Start of Given entries

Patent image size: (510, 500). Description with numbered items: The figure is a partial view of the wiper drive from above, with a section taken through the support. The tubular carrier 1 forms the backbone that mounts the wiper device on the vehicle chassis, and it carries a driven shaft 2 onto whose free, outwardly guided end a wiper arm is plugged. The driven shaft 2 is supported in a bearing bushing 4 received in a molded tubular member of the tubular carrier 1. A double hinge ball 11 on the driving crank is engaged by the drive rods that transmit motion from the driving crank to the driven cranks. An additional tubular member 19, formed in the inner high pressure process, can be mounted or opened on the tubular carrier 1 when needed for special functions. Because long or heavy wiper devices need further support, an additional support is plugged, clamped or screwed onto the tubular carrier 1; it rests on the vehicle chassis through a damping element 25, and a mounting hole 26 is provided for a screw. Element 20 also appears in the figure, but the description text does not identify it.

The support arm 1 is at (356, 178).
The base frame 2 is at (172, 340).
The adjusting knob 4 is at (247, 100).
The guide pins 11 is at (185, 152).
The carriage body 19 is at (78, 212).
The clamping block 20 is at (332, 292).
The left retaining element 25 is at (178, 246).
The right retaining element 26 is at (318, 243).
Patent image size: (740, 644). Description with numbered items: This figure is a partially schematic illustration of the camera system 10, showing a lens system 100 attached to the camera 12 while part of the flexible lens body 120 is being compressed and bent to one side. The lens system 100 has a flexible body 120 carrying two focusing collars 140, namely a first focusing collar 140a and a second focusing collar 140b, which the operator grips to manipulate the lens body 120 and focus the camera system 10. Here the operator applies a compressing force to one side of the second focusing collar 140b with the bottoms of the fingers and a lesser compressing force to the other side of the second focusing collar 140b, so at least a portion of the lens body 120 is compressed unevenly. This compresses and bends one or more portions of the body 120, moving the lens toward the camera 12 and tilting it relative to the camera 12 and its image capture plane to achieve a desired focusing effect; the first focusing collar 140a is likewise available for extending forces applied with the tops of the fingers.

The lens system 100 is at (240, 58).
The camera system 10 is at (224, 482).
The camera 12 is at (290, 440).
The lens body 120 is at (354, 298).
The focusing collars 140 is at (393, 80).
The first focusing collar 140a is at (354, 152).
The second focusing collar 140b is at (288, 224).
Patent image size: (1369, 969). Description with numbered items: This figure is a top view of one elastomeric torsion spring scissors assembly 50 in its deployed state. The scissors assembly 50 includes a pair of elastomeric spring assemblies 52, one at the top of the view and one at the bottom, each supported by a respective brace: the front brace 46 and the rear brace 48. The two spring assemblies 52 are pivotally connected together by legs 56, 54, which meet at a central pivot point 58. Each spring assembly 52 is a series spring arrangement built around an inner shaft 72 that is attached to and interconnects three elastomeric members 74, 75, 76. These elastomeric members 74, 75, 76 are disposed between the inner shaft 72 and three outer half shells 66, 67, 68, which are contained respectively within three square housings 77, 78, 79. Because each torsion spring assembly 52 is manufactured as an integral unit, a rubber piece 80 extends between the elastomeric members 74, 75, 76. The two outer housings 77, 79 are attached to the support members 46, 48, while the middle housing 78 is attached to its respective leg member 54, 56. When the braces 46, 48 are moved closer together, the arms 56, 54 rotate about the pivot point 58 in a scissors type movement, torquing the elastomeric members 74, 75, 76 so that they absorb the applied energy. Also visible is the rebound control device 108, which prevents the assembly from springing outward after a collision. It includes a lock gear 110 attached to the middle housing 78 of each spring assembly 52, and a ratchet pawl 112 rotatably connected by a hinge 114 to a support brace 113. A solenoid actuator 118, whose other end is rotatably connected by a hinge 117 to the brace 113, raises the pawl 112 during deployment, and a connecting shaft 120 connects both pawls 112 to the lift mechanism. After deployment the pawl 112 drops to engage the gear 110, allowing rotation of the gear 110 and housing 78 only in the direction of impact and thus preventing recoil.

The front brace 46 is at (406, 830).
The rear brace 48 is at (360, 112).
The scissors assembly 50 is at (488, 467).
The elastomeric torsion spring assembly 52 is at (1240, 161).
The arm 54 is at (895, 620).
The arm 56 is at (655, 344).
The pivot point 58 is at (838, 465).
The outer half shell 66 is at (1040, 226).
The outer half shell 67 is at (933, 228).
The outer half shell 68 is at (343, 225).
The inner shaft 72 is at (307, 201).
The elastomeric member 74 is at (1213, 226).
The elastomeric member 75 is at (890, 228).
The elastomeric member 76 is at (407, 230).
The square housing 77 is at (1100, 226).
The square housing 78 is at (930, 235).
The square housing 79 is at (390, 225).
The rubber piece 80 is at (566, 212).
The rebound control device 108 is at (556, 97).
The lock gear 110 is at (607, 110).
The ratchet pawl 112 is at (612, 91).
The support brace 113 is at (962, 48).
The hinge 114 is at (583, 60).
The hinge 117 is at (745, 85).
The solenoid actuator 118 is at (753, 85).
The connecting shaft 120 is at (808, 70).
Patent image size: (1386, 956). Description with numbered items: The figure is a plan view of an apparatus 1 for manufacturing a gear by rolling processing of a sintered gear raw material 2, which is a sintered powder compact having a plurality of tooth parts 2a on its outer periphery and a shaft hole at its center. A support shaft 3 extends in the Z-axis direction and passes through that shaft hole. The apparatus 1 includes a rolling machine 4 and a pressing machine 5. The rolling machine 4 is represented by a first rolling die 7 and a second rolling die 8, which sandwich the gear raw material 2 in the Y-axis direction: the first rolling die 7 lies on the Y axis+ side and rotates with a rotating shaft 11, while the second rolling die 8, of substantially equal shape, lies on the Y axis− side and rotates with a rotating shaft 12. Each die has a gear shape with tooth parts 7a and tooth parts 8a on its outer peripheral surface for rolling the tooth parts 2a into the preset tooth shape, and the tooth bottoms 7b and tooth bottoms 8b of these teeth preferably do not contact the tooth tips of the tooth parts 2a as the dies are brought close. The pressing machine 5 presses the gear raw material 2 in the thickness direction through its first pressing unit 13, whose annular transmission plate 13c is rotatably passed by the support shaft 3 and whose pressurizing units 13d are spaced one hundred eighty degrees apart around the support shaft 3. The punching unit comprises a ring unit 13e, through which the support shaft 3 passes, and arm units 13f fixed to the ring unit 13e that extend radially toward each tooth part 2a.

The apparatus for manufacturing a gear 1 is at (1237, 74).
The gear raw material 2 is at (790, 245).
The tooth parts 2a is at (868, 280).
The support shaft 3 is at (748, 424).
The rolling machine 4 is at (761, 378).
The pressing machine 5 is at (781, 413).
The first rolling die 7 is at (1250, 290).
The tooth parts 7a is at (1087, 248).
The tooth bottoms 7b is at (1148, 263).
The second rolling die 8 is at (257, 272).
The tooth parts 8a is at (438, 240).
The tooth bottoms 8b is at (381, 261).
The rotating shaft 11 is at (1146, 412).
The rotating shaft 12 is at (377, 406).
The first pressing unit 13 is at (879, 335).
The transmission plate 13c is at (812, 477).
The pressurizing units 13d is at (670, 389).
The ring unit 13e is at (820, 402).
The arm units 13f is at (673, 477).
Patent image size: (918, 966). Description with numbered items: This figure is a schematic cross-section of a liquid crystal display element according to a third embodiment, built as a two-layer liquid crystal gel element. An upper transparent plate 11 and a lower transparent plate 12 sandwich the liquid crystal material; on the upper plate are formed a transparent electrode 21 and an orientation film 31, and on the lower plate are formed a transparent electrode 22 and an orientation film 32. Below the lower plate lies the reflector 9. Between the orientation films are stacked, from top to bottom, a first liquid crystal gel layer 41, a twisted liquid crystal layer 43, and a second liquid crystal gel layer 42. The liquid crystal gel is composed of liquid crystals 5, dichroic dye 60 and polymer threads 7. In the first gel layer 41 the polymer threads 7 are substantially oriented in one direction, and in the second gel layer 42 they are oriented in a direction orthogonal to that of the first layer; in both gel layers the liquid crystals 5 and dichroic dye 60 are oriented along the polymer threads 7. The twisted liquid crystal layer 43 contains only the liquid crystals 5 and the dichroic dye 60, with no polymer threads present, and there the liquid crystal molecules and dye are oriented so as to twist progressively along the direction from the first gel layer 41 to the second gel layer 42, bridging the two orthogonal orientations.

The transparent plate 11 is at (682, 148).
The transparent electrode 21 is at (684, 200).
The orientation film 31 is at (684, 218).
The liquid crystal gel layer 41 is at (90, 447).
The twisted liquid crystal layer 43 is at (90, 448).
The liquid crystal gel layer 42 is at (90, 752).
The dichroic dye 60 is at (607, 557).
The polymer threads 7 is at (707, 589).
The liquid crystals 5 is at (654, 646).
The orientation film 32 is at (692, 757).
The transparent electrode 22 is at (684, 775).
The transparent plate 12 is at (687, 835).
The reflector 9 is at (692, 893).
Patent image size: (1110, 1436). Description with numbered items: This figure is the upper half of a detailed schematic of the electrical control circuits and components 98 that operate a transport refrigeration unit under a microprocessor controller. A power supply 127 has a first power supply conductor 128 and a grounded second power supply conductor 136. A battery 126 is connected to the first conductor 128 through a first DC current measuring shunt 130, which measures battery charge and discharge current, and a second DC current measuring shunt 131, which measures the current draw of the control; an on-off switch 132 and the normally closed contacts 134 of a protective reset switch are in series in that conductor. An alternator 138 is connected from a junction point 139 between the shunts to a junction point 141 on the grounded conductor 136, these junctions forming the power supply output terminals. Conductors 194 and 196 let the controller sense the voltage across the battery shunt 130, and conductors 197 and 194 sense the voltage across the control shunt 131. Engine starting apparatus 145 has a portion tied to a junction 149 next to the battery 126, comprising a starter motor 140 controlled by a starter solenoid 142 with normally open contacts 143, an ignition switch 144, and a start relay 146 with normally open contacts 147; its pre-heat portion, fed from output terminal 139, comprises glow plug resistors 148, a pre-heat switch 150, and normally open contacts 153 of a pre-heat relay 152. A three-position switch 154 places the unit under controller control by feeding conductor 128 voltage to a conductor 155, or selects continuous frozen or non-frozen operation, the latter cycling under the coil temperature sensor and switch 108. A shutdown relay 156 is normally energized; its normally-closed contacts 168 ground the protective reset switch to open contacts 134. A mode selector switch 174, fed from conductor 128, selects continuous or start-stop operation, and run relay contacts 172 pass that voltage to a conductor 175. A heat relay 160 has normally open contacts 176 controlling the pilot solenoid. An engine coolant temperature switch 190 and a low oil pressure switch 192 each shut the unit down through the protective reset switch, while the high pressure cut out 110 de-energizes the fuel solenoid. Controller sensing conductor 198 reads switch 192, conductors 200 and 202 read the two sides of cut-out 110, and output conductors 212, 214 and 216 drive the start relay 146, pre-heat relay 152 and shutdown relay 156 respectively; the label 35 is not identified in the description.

End of Given entries

[Task instructions] Print the rows above again without any change, starting at the line that contains "Patent image size: (740, 644)." and ending at the line that contains "The second focusing collar 140b is".

[The completed task]
Patent image size: (740, 644). Description with numbered items: This figure is a partially schematic illustration of the camera system 10, showing a lens system 100 attached to the camera 12 while part of the flexible lens body 120 is being compressed and bent to one side. The lens system 100 has a flexible body 120 carrying two focusing collars 140, namely a first focusing collar 140a and a second focusing collar 140b, which the operator grips to manipulate the lens body 120 and focus the camera system 10. Here the operator applies a compressing force to one side of the second focusing collar 140b with the bottoms of the fingers and a lesser compressing force to the other side of the second focusing collar 140b, so at least a portion of the lens body 120 is compressed unevenly. This compresses and bends one or more portions of the body 120, moving the lens toward the camera 12 and tilting it relative to the camera 12 and its image capture plane to achieve a desired focusing effect; the first focusing collar 140a is likewise available for extending forces applied with the tops of the fingers.

The lens system 100 is at (240, 58).
The camera system 10 is at (224, 482).
The camera 12 is at (290, 440).
The lens body 120 is at (354, 298).
The focusing collars 140 is at (393, 80).
The first focusing collar 140a is at (354, 152).
The second focusing collar 140b is at (288, 224).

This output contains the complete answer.